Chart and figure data
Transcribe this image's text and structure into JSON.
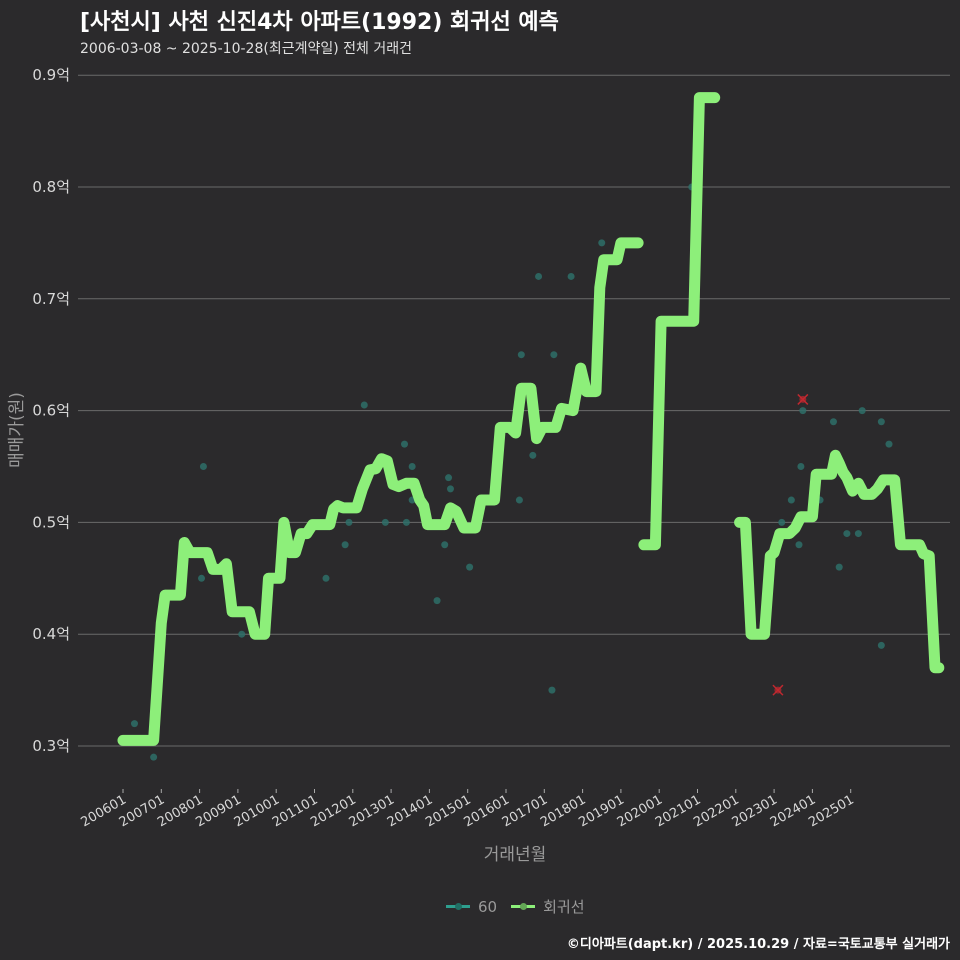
{
  "header": {
    "title": "[사천시] 사천 신진4차 아파트(1992) 회귀선 예측",
    "subtitle": "2006-03-08 ~ 2025-10-28(최근계약일) 전체 거래건"
  },
  "legend": {
    "items": [
      {
        "label": "60",
        "color": "#2e9f8f"
      },
      {
        "label": "회귀선",
        "color": "#8def7a"
      }
    ]
  },
  "caption": "©디아파트(dapt.kr) / 2025.10.29 / 자료=국토교통부 실거래가",
  "colors": {
    "background": "#2b2a2c",
    "grid": "#6a6a6a",
    "regression": "#8def7a",
    "scatter": "#2e6f68",
    "outlier": "#c0282f"
  },
  "chart_data": {
    "type": "line",
    "title": "[사천시] 사천 신진4차 아파트(1992) 회귀선 예측",
    "subtitle": "2006-03-08 ~ 2025-10-28(최근계약일) 전체 거래건",
    "xlabel": "거래년월",
    "ylabel": "매매가(원)",
    "ylim": [
      0.27,
      0.92
    ],
    "y_ticks": [
      0.3,
      0.4,
      0.5,
      0.6,
      0.7,
      0.8,
      0.9
    ],
    "y_tick_labels": [
      "0.3억",
      "0.4억",
      "0.5억",
      "0.6억",
      "0.7억",
      "0.8억",
      "0.9억"
    ],
    "x_tick_labels": [
      "200601",
      "200701",
      "200801",
      "200901",
      "201001",
      "201101",
      "201201",
      "201301",
      "201401",
      "201501",
      "201601",
      "201701",
      "201801",
      "201901",
      "202001",
      "202101",
      "202201",
      "202301",
      "202401",
      "202501"
    ],
    "grid": true,
    "legend_position": "bottom",
    "series": [
      {
        "name": "회귀선",
        "type": "line",
        "points": [
          [
            2006.0,
            0.305
          ],
          [
            2006.8,
            0.305
          ],
          [
            2007.0,
            0.41
          ],
          [
            2007.1,
            0.435
          ],
          [
            2007.5,
            0.435
          ],
          [
            2007.6,
            0.482
          ],
          [
            2007.75,
            0.473
          ],
          [
            2008.2,
            0.473
          ],
          [
            2008.35,
            0.458
          ],
          [
            2008.55,
            0.458
          ],
          [
            2008.7,
            0.463
          ],
          [
            2008.85,
            0.42
          ],
          [
            2009.3,
            0.42
          ],
          [
            2009.45,
            0.4
          ],
          [
            2009.7,
            0.4
          ],
          [
            2009.8,
            0.45
          ],
          [
            2010.1,
            0.45
          ],
          [
            2010.2,
            0.5
          ],
          [
            2010.35,
            0.473
          ],
          [
            2010.5,
            0.473
          ],
          [
            2010.65,
            0.49
          ],
          [
            2010.8,
            0.49
          ],
          [
            2010.95,
            0.498
          ],
          [
            2011.4,
            0.498
          ],
          [
            2011.5,
            0.512
          ],
          [
            2011.6,
            0.515
          ],
          [
            2011.75,
            0.513
          ],
          [
            2012.1,
            0.513
          ],
          [
            2012.25,
            0.53
          ],
          [
            2012.45,
            0.547
          ],
          [
            2012.6,
            0.548
          ],
          [
            2012.75,
            0.557
          ],
          [
            2012.9,
            0.555
          ],
          [
            2013.05,
            0.534
          ],
          [
            2013.2,
            0.532
          ],
          [
            2013.4,
            0.535
          ],
          [
            2013.6,
            0.535
          ],
          [
            2013.75,
            0.52
          ],
          [
            2013.85,
            0.515
          ],
          [
            2013.95,
            0.498
          ],
          [
            2014.4,
            0.498
          ],
          [
            2014.55,
            0.513
          ],
          [
            2014.7,
            0.51
          ],
          [
            2014.9,
            0.495
          ],
          [
            2015.2,
            0.495
          ],
          [
            2015.35,
            0.52
          ],
          [
            2015.7,
            0.52
          ],
          [
            2015.85,
            0.585
          ],
          [
            2016.1,
            0.585
          ],
          [
            2016.25,
            0.58
          ],
          [
            2016.4,
            0.62
          ],
          [
            2016.65,
            0.62
          ],
          [
            2016.8,
            0.575
          ],
          [
            2016.95,
            0.585
          ],
          [
            2017.3,
            0.585
          ],
          [
            2017.45,
            0.602
          ],
          [
            2017.75,
            0.6
          ],
          [
            2017.95,
            0.638
          ],
          [
            2018.1,
            0.617
          ],
          [
            2018.35,
            0.617
          ],
          [
            2018.45,
            0.71
          ],
          [
            2018.55,
            0.735
          ],
          [
            2018.9,
            0.735
          ],
          [
            2019.0,
            0.75
          ],
          [
            2019.45,
            0.75
          ]
        ]
      },
      {
        "name": "회귀선",
        "type": "line",
        "points": [
          [
            2019.6,
            0.48
          ],
          [
            2019.9,
            0.48
          ],
          [
            2020.05,
            0.68
          ],
          [
            2020.9,
            0.68
          ],
          [
            2021.05,
            0.88
          ],
          [
            2021.45,
            0.88
          ]
        ]
      },
      {
        "name": "회귀선",
        "type": "line",
        "points": [
          [
            2022.1,
            0.5
          ],
          [
            2022.25,
            0.5
          ],
          [
            2022.4,
            0.4
          ],
          [
            2022.75,
            0.4
          ],
          [
            2022.9,
            0.47
          ],
          [
            2023.0,
            0.473
          ],
          [
            2023.15,
            0.49
          ],
          [
            2023.4,
            0.49
          ],
          [
            2023.55,
            0.495
          ],
          [
            2023.7,
            0.505
          ],
          [
            2024.0,
            0.505
          ],
          [
            2024.1,
            0.543
          ],
          [
            2024.5,
            0.543
          ],
          [
            2024.6,
            0.56
          ],
          [
            2024.7,
            0.553
          ],
          [
            2024.8,
            0.545
          ],
          [
            2024.9,
            0.54
          ],
          [
            2025.05,
            0.528
          ],
          [
            2025.2,
            0.535
          ],
          [
            2025.35,
            0.525
          ],
          [
            2025.55,
            0.525
          ],
          [
            2025.7,
            0.53
          ],
          [
            2025.85,
            0.538
          ],
          [
            2026.15,
            0.538
          ],
          [
            2026.3,
            0.48
          ],
          [
            2026.8,
            0.48
          ],
          [
            2026.9,
            0.472
          ],
          [
            2027.05,
            0.47
          ],
          [
            2027.2,
            0.37
          ],
          [
            2027.3,
            0.37
          ]
        ]
      },
      {
        "name": "60",
        "type": "scatter",
        "points": [
          [
            2006.3,
            0.32
          ],
          [
            2006.8,
            0.29
          ],
          [
            2008.05,
            0.45
          ],
          [
            2008.1,
            0.55
          ],
          [
            2009.1,
            0.4
          ],
          [
            2009.7,
            0.4
          ],
          [
            2010.25,
            0.5
          ],
          [
            2011.3,
            0.45
          ],
          [
            2011.4,
            0.5
          ],
          [
            2011.8,
            0.48
          ],
          [
            2011.9,
            0.5
          ],
          [
            2012.3,
            0.605
          ],
          [
            2012.85,
            0.5
          ],
          [
            2013.35,
            0.57
          ],
          [
            2013.4,
            0.5
          ],
          [
            2013.55,
            0.55
          ],
          [
            2013.55,
            0.52
          ],
          [
            2014.2,
            0.43
          ],
          [
            2014.4,
            0.48
          ],
          [
            2014.5,
            0.54
          ],
          [
            2014.55,
            0.53
          ],
          [
            2015.05,
            0.46
          ],
          [
            2016.35,
            0.52
          ],
          [
            2016.4,
            0.65
          ],
          [
            2016.7,
            0.56
          ],
          [
            2016.85,
            0.72
          ],
          [
            2017.2,
            0.35
          ],
          [
            2017.25,
            0.65
          ],
          [
            2017.7,
            0.72
          ],
          [
            2018.5,
            0.75
          ],
          [
            2019.9,
            0.48
          ],
          [
            2020.85,
            0.8
          ],
          [
            2023.2,
            0.5
          ],
          [
            2023.45,
            0.52
          ],
          [
            2023.65,
            0.48
          ],
          [
            2023.7,
            0.55
          ],
          [
            2023.75,
            0.6
          ],
          [
            2024.2,
            0.52
          ],
          [
            2024.55,
            0.59
          ],
          [
            2024.7,
            0.46
          ],
          [
            2024.9,
            0.49
          ],
          [
            2025.2,
            0.49
          ],
          [
            2025.3,
            0.6
          ],
          [
            2025.8,
            0.59
          ],
          [
            2025.8,
            0.39
          ],
          [
            2026.0,
            0.57
          ]
        ]
      },
      {
        "name": "outlier",
        "type": "scatter",
        "marker": "x",
        "points": [
          [
            2023.1,
            0.35
          ],
          [
            2023.75,
            0.61
          ]
        ]
      }
    ]
  }
}
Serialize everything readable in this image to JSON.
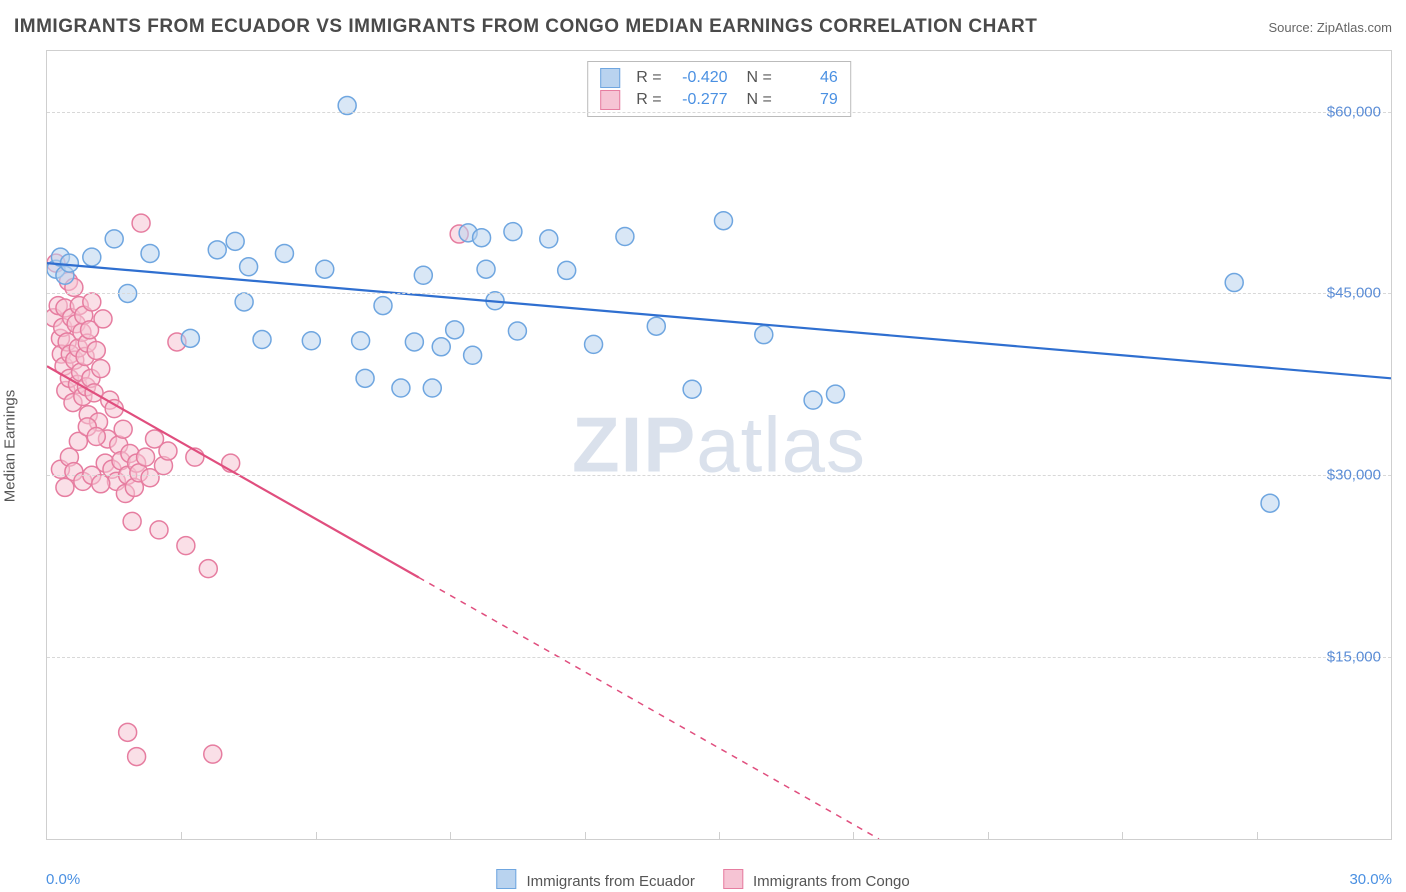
{
  "title": "IMMIGRANTS FROM ECUADOR VS IMMIGRANTS FROM CONGO MEDIAN EARNINGS CORRELATION CHART",
  "source": "Source: ZipAtlas.com",
  "watermark": {
    "bold": "ZIP",
    "rest": "atlas"
  },
  "chart": {
    "type": "scatter",
    "background_color": "#ffffff",
    "border_color": "#cfcfcf",
    "grid_color": "#d8d8d8",
    "text_color": "#555555",
    "value_color": "#4a90e2",
    "ylabel": "Median Earnings",
    "xlim": [
      0,
      30
    ],
    "ylim": [
      0,
      65000
    ],
    "yticks": [
      15000,
      30000,
      45000,
      60000
    ],
    "ytick_labels": [
      "$15,000",
      "$30,000",
      "$45,000",
      "$60,000"
    ],
    "xtick_positions": [
      3,
      6,
      9,
      12,
      15,
      18,
      21,
      24,
      27,
      30
    ],
    "x_axis_labels": {
      "left": "0.0%",
      "right": "30.0%"
    },
    "marker_radius": 9,
    "marker_opacity": 0.55,
    "line_width": 2.2,
    "series": [
      {
        "name": "Immigrants from Ecuador",
        "color": "#6fa6e0",
        "line_color": "#2f6fd0",
        "fill": "#b9d3ef",
        "R": "-0.420",
        "N": "46",
        "trend": {
          "x1": 0,
          "y1": 47500,
          "x2": 30,
          "y2": 38000,
          "dash_after_x": null
        },
        "points": [
          [
            0.2,
            47000
          ],
          [
            0.3,
            48000
          ],
          [
            0.4,
            46500
          ],
          [
            0.5,
            47500
          ],
          [
            1.0,
            48000
          ],
          [
            1.5,
            49500
          ],
          [
            1.8,
            45000
          ],
          [
            2.3,
            48300
          ],
          [
            3.2,
            41300
          ],
          [
            3.8,
            48600
          ],
          [
            4.2,
            49300
          ],
          [
            4.4,
            44300
          ],
          [
            4.5,
            47200
          ],
          [
            4.8,
            41200
          ],
          [
            5.3,
            48300
          ],
          [
            5.9,
            41100
          ],
          [
            6.2,
            47000
          ],
          [
            6.7,
            60500
          ],
          [
            7.0,
            41100
          ],
          [
            7.1,
            38000
          ],
          [
            7.5,
            44000
          ],
          [
            7.9,
            37200
          ],
          [
            8.2,
            41000
          ],
          [
            8.4,
            46500
          ],
          [
            8.6,
            37200
          ],
          [
            8.8,
            40600
          ],
          [
            9.1,
            42000
          ],
          [
            9.4,
            50000
          ],
          [
            9.5,
            39900
          ],
          [
            9.7,
            49600
          ],
          [
            9.8,
            47000
          ],
          [
            10.0,
            44400
          ],
          [
            10.4,
            50100
          ],
          [
            10.5,
            41900
          ],
          [
            11.2,
            49500
          ],
          [
            11.6,
            46900
          ],
          [
            12.2,
            40800
          ],
          [
            12.9,
            49700
          ],
          [
            13.6,
            42300
          ],
          [
            14.4,
            37100
          ],
          [
            15.1,
            51000
          ],
          [
            16.0,
            41600
          ],
          [
            17.1,
            36200
          ],
          [
            17.6,
            36700
          ],
          [
            26.5,
            45900
          ],
          [
            27.3,
            27700
          ]
        ]
      },
      {
        "name": "Immigrants from Congo",
        "color": "#e67da0",
        "line_color": "#e04e7e",
        "fill": "#f6c4d4",
        "R": "-0.277",
        "N": "79",
        "trend": {
          "x1": 0,
          "y1": 39000,
          "x2": 30,
          "y2": -24000,
          "dash_after_x": 8.3
        },
        "points": [
          [
            0.15,
            43000
          ],
          [
            0.2,
            47500
          ],
          [
            0.25,
            44000
          ],
          [
            0.3,
            41300
          ],
          [
            0.32,
            40000
          ],
          [
            0.35,
            42200
          ],
          [
            0.38,
            39000
          ],
          [
            0.4,
            43800
          ],
          [
            0.42,
            37000
          ],
          [
            0.45,
            41000
          ],
          [
            0.48,
            46000
          ],
          [
            0.5,
            38000
          ],
          [
            0.52,
            40000
          ],
          [
            0.55,
            43000
          ],
          [
            0.58,
            36000
          ],
          [
            0.6,
            45500
          ],
          [
            0.62,
            39500
          ],
          [
            0.65,
            42500
          ],
          [
            0.68,
            37500
          ],
          [
            0.7,
            40500
          ],
          [
            0.72,
            44000
          ],
          [
            0.75,
            38500
          ],
          [
            0.78,
            41800
          ],
          [
            0.8,
            36500
          ],
          [
            0.82,
            43200
          ],
          [
            0.85,
            39800
          ],
          [
            0.88,
            37300
          ],
          [
            0.9,
            40900
          ],
          [
            0.92,
            35000
          ],
          [
            0.95,
            42000
          ],
          [
            0.98,
            38000
          ],
          [
            1.0,
            44300
          ],
          [
            1.05,
            36800
          ],
          [
            1.1,
            40300
          ],
          [
            1.15,
            34400
          ],
          [
            1.2,
            38800
          ],
          [
            1.25,
            42900
          ],
          [
            1.3,
            31000
          ],
          [
            1.35,
            33000
          ],
          [
            1.4,
            36200
          ],
          [
            1.45,
            30500
          ],
          [
            1.5,
            35500
          ],
          [
            1.55,
            29500
          ],
          [
            1.6,
            32500
          ],
          [
            1.65,
            31200
          ],
          [
            1.7,
            33800
          ],
          [
            1.75,
            28500
          ],
          [
            1.8,
            30000
          ],
          [
            1.85,
            31800
          ],
          [
            1.9,
            26200
          ],
          [
            1.95,
            29000
          ],
          [
            2.0,
            31000
          ],
          [
            2.05,
            30200
          ],
          [
            2.1,
            50800
          ],
          [
            2.2,
            31500
          ],
          [
            2.3,
            29800
          ],
          [
            2.4,
            33000
          ],
          [
            2.5,
            25500
          ],
          [
            2.6,
            30800
          ],
          [
            2.7,
            32000
          ],
          [
            2.9,
            41000
          ],
          [
            3.1,
            24200
          ],
          [
            3.3,
            31500
          ],
          [
            3.6,
            22300
          ],
          [
            4.1,
            31000
          ],
          [
            1.8,
            8800
          ],
          [
            2.0,
            6800
          ],
          [
            3.7,
            7000
          ],
          [
            9.2,
            49900
          ],
          [
            0.3,
            30500
          ],
          [
            0.4,
            29000
          ],
          [
            0.5,
            31500
          ],
          [
            0.6,
            30300
          ],
          [
            0.7,
            32800
          ],
          [
            0.8,
            29500
          ],
          [
            0.9,
            34000
          ],
          [
            1.0,
            30000
          ],
          [
            1.1,
            33200
          ],
          [
            1.2,
            29300
          ]
        ]
      }
    ],
    "bottom_legend": [
      {
        "label": "Immigrants from Ecuador",
        "fill": "#b9d3ef",
        "border": "#6fa6e0"
      },
      {
        "label": "Immigrants from Congo",
        "fill": "#f6c4d4",
        "border": "#e67da0"
      }
    ]
  }
}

■ **Problem details**:
How many of the lines in the listing above hold the word "ylabel"? Report only that figure.

■ **Written reply**:
2